Look through the data below and work out how many lines contain the string "其他卫生健康支出". Give the number alone.

-- START OF Data provided --

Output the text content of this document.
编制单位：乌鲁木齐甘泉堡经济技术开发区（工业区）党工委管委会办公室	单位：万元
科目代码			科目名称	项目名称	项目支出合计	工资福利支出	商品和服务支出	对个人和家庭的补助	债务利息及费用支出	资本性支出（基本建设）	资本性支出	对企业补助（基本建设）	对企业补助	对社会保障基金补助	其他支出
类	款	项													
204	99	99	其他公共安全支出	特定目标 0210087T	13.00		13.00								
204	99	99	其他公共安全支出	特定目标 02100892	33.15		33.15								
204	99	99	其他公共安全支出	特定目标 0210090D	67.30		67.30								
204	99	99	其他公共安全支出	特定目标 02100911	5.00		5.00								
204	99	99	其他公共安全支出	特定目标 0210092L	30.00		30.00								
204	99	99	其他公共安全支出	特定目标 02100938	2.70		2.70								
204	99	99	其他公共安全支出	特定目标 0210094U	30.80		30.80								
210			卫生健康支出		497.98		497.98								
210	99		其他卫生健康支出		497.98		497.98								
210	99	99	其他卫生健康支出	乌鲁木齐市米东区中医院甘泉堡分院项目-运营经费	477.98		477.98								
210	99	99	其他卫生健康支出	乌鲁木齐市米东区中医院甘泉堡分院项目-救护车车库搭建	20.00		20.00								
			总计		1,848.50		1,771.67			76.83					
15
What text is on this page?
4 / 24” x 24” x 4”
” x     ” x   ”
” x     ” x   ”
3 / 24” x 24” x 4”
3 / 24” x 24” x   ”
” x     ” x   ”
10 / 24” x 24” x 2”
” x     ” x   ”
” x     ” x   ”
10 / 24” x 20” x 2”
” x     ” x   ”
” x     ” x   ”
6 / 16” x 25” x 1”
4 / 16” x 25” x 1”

-- END OF Data provided --

**Task answer**
3